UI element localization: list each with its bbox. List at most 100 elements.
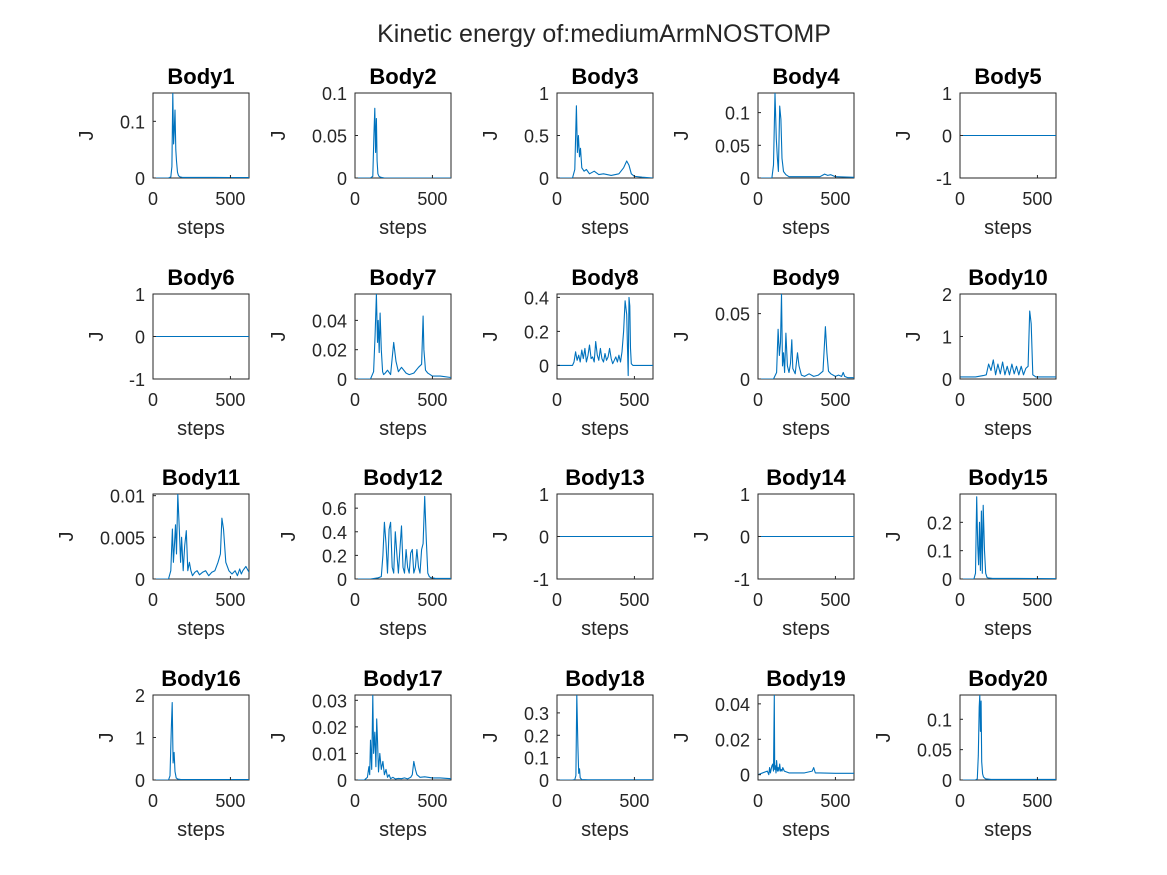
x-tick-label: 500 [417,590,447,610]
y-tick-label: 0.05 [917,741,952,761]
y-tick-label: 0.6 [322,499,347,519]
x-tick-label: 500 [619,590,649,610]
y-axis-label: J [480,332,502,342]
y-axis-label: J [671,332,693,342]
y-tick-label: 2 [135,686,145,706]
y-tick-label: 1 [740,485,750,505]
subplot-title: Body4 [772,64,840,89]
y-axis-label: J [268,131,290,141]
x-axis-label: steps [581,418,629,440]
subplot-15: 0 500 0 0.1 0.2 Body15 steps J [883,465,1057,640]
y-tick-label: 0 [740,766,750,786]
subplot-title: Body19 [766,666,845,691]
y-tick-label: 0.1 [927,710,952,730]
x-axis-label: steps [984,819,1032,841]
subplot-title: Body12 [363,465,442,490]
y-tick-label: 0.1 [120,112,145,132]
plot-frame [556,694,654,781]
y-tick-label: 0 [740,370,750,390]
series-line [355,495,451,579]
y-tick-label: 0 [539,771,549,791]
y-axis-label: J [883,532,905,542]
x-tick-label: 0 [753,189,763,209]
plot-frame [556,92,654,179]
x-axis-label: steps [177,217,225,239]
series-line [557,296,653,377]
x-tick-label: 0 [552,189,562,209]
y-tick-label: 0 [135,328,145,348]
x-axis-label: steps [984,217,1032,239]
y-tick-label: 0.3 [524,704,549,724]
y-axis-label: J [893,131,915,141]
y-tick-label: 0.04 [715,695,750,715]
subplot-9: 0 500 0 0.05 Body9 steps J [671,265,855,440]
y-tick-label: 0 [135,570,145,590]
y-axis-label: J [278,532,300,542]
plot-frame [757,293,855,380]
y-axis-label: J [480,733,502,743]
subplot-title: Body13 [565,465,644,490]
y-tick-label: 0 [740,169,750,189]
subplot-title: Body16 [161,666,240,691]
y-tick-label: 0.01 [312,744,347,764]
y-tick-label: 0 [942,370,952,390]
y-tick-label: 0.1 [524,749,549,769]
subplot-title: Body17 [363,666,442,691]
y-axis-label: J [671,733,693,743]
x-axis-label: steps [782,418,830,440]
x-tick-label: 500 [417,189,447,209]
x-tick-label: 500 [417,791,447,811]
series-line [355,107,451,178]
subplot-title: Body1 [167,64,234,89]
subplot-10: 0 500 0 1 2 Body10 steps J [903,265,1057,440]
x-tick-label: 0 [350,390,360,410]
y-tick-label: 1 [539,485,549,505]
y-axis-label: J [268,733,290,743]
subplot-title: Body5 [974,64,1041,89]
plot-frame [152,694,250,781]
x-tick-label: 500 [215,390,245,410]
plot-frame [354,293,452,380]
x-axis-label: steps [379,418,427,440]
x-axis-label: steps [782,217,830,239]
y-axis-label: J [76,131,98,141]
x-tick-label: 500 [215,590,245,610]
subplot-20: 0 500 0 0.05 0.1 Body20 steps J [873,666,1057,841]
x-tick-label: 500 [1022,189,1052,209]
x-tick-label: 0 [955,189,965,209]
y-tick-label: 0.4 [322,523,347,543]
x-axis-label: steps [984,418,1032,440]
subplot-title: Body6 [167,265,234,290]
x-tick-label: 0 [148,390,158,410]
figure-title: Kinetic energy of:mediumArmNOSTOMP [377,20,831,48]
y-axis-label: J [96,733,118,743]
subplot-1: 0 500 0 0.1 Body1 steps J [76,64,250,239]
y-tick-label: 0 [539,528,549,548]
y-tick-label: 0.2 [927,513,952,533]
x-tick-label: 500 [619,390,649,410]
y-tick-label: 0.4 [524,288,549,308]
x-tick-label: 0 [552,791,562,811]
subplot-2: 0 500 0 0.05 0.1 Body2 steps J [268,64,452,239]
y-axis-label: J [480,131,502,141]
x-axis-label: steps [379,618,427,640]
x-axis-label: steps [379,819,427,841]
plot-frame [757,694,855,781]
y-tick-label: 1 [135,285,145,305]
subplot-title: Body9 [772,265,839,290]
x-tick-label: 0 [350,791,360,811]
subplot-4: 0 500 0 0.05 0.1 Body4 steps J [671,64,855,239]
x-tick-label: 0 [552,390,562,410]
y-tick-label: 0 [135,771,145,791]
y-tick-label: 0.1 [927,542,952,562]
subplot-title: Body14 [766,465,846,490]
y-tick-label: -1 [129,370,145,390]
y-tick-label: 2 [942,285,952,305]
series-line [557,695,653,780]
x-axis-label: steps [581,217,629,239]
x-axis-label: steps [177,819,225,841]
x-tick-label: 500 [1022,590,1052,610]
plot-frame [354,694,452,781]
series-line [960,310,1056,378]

+++++

Put the entries from the line containing "x-tick-label: 500 [417,590,447,610]" through the line containing "x-axis-label: steps [581,418,629,440]" into a JSON list of strings, one string per line, both ends included.

[
  "x-tick-label: 500 [417,590,447,610]",
  "y-tick-label: 0.05 [917,741,952,761]",
  "y-tick-label: 0.6 [322,499,347,519]",
  "x-tick-label: 500 [619,590,649,610]",
  "y-axis-label: J [480,332,502,342]",
  "y-axis-label: J [671,332,693,342]",
  "y-tick-label: 2 [135,686,145,706]",
  "y-tick-label: 1 [740,485,750,505]",
  "subplot-title: Body4 [772,64,840,89]",
  "y-axis-label: J [268,131,290,141]",
  "x-axis-label: steps [581,418,629,440]"
]